_Task instructions_.
Copy every line that holds "Report".

_Input records_.
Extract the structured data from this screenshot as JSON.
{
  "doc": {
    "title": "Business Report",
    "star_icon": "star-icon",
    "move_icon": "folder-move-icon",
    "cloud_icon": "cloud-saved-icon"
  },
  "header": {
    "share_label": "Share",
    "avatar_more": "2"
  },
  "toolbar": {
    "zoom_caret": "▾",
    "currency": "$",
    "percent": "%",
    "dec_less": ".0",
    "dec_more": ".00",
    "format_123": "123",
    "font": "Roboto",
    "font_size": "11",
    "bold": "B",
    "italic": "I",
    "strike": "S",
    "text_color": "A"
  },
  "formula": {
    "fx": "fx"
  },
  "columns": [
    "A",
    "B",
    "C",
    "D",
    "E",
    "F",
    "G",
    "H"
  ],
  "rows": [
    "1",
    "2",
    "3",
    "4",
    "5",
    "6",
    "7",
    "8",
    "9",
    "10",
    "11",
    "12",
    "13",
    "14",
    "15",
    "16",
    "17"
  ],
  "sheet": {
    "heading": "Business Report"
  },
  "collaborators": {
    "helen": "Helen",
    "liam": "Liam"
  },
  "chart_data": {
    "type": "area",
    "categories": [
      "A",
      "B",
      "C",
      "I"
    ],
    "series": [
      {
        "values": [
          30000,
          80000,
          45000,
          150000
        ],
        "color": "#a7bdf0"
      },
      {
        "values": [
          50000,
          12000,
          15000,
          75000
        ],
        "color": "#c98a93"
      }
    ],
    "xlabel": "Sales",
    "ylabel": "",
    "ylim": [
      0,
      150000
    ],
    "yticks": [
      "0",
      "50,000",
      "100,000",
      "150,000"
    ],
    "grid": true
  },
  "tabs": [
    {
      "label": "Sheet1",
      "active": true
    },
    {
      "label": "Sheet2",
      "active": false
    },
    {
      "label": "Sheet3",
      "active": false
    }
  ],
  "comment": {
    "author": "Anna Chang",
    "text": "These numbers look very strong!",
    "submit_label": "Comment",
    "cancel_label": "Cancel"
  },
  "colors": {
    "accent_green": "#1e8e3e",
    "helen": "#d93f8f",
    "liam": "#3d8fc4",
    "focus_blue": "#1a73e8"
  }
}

_Written solution_.
    "title": "Business Report",
    "heading": "Business Report"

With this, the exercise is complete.